**Instructions for the task:** Repeat the data below exactly, dropping any pictures it holds.

┄┄┄┄┄┄

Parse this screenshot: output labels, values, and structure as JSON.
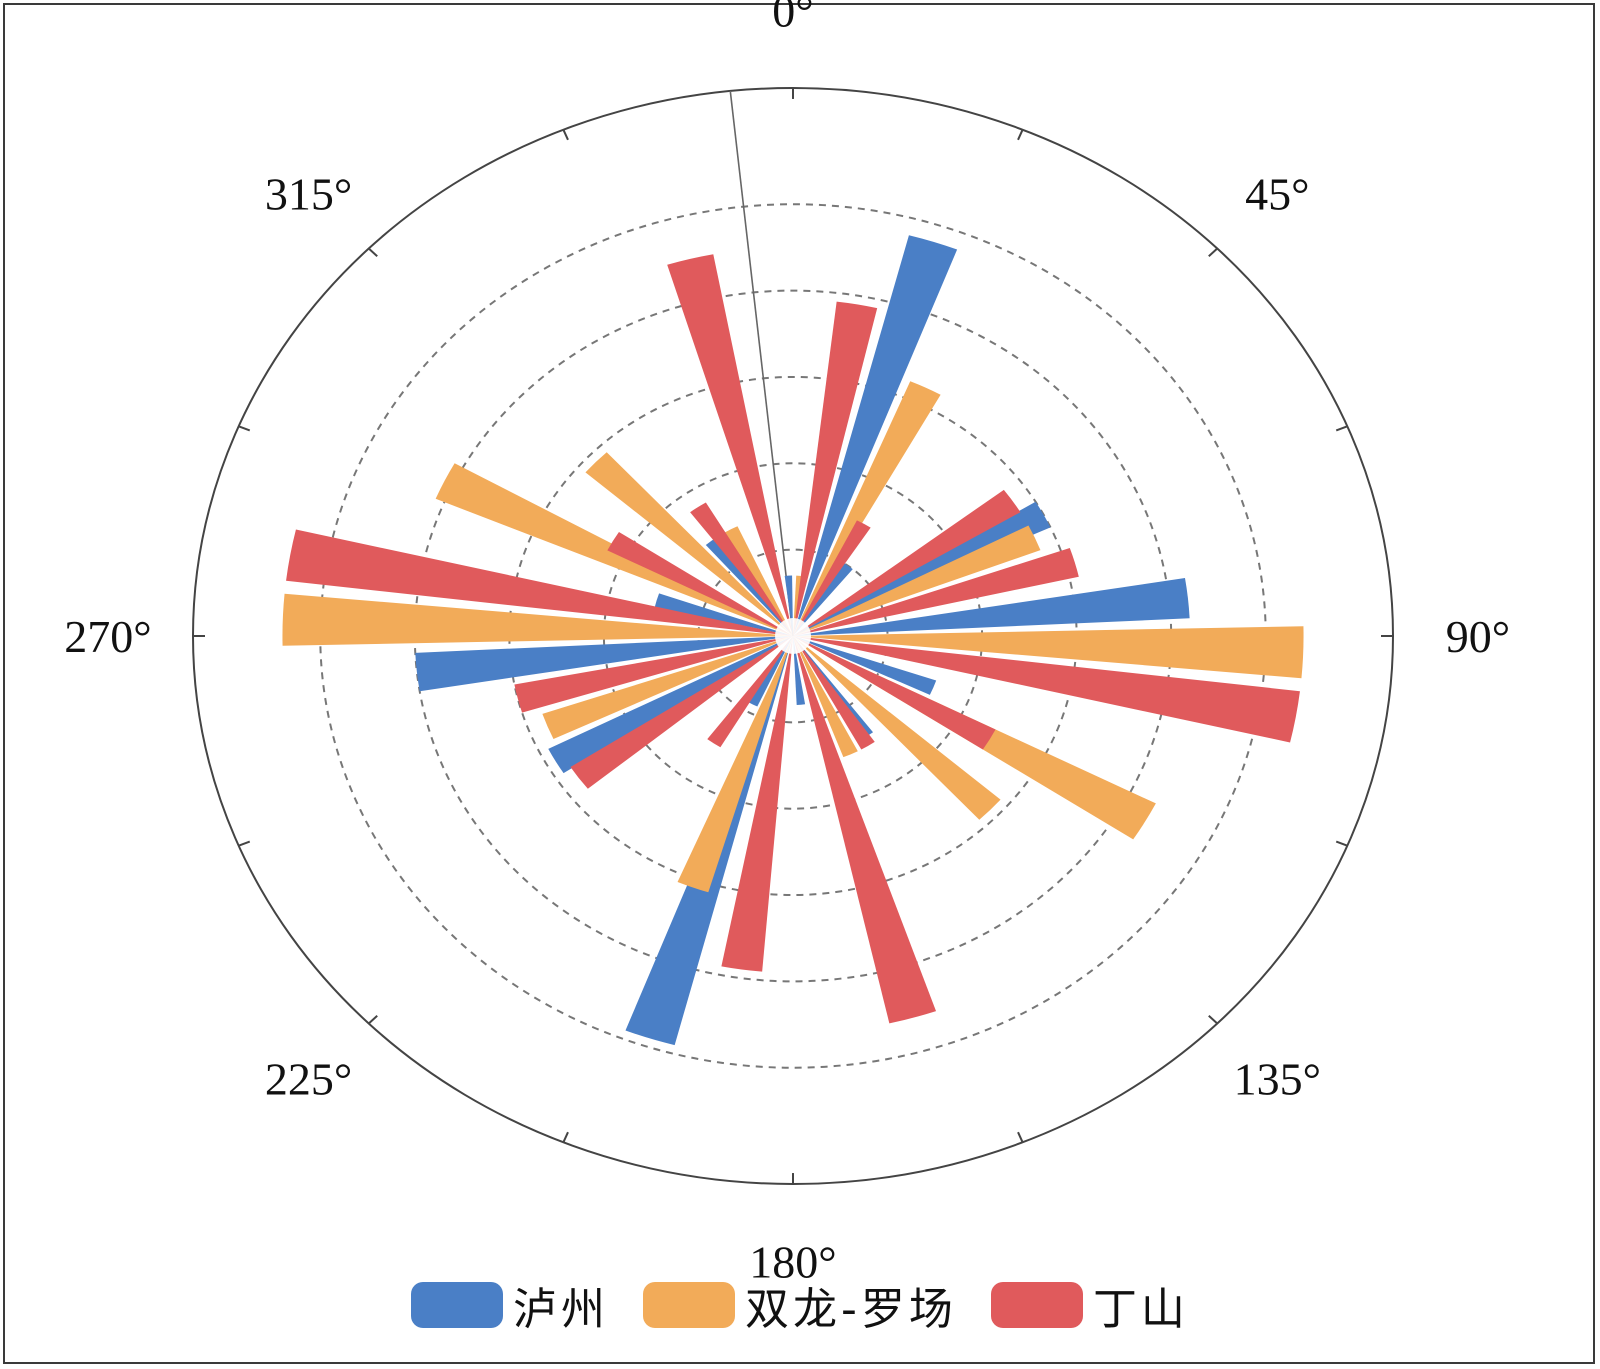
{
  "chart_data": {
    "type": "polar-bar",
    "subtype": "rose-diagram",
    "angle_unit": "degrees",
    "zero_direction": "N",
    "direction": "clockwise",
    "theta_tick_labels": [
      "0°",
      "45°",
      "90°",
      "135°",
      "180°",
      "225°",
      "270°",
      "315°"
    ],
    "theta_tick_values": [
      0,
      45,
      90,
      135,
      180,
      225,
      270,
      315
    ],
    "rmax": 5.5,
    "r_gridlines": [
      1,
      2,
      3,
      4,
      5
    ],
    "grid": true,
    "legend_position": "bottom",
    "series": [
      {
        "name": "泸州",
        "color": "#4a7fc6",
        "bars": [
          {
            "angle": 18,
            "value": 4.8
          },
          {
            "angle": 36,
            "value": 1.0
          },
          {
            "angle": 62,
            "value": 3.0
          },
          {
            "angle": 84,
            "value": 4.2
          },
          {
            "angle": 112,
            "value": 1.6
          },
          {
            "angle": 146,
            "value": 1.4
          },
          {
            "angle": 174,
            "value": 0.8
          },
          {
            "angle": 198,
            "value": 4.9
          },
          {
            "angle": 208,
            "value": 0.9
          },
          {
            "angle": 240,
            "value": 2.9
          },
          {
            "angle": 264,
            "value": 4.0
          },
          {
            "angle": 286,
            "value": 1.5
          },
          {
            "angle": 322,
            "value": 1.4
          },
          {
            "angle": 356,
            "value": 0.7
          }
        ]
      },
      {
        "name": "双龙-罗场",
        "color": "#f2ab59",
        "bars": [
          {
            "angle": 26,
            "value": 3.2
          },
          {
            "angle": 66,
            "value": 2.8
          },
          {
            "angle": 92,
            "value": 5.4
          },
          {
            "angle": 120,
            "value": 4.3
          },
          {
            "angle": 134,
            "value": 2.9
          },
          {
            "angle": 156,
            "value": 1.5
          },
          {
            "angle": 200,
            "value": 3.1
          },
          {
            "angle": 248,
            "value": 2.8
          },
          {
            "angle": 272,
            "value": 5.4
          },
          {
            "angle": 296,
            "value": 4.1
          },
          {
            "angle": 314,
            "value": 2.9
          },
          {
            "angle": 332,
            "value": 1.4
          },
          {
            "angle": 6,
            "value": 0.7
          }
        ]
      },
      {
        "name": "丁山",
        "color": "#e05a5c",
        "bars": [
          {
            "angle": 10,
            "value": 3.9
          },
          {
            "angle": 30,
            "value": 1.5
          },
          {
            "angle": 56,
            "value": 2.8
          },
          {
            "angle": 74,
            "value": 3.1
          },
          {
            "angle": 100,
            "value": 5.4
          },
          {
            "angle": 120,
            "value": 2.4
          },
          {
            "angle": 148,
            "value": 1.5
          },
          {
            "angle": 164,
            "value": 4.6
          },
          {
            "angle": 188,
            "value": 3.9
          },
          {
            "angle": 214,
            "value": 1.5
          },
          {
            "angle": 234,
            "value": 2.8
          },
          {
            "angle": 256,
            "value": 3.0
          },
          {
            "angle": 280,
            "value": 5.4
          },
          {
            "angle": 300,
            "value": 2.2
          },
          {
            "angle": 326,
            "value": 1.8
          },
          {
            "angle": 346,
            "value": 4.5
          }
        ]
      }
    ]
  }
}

┄┄┄┄┄┄

**Complete answer:**
Parse this screenshot: output labels, values, and structure as JSON.
{
  "chart_data": {
    "type": "polar-bar",
    "subtype": "rose-diagram",
    "angle_unit": "degrees",
    "zero_direction": "N",
    "direction": "clockwise",
    "theta_tick_labels": [
      "0°",
      "45°",
      "90°",
      "135°",
      "180°",
      "225°",
      "270°",
      "315°"
    ],
    "theta_tick_values": [
      0,
      45,
      90,
      135,
      180,
      225,
      270,
      315
    ],
    "rmax": 5.5,
    "r_gridlines": [
      1,
      2,
      3,
      4,
      5
    ],
    "grid": true,
    "legend_position": "bottom",
    "series": [
      {
        "name": "泸州",
        "color": "#4a7fc6",
        "bars": [
          {
            "angle": 18,
            "value": 4.8
          },
          {
            "angle": 36,
            "value": 1.0
          },
          {
            "angle": 62,
            "value": 3.0
          },
          {
            "angle": 84,
            "value": 4.2
          },
          {
            "angle": 112,
            "value": 1.6
          },
          {
            "angle": 146,
            "value": 1.4
          },
          {
            "angle": 174,
            "value": 0.8
          },
          {
            "angle": 198,
            "value": 4.9
          },
          {
            "angle": 208,
            "value": 0.9
          },
          {
            "angle": 240,
            "value": 2.9
          },
          {
            "angle": 264,
            "value": 4.0
          },
          {
            "angle": 286,
            "value": 1.5
          },
          {
            "angle": 322,
            "value": 1.4
          },
          {
            "angle": 356,
            "value": 0.7
          }
        ]
      },
      {
        "name": "双龙-罗场",
        "color": "#f2ab59",
        "bars": [
          {
            "angle": 26,
            "value": 3.2
          },
          {
            "angle": 66,
            "value": 2.8
          },
          {
            "angle": 92,
            "value": 5.4
          },
          {
            "angle": 120,
            "value": 4.3
          },
          {
            "angle": 134,
            "value": 2.9
          },
          {
            "angle": 156,
            "value": 1.5
          },
          {
            "angle": 200,
            "value": 3.1
          },
          {
            "angle": 248,
            "value": 2.8
          },
          {
            "angle": 272,
            "value": 5.4
          },
          {
            "angle": 296,
            "value": 4.1
          },
          {
            "angle": 314,
            "value": 2.9
          },
          {
            "angle": 332,
            "value": 1.4
          },
          {
            "angle": 6,
            "value": 0.7
          }
        ]
      },
      {
        "name": "丁山",
        "color": "#e05a5c",
        "bars": [
          {
            "angle": 10,
            "value": 3.9
          },
          {
            "angle": 30,
            "value": 1.5
          },
          {
            "angle": 56,
            "value": 2.8
          },
          {
            "angle": 74,
            "value": 3.1
          },
          {
            "angle": 100,
            "value": 5.4
          },
          {
            "angle": 120,
            "value": 2.4
          },
          {
            "angle": 148,
            "value": 1.5
          },
          {
            "angle": 164,
            "value": 4.6
          },
          {
            "angle": 188,
            "value": 3.9
          },
          {
            "angle": 214,
            "value": 1.5
          },
          {
            "angle": 234,
            "value": 2.8
          },
          {
            "angle": 256,
            "value": 3.0
          },
          {
            "angle": 280,
            "value": 5.4
          },
          {
            "angle": 300,
            "value": 2.2
          },
          {
            "angle": 326,
            "value": 1.8
          },
          {
            "angle": 346,
            "value": 4.5
          }
        ]
      }
    ]
  }
}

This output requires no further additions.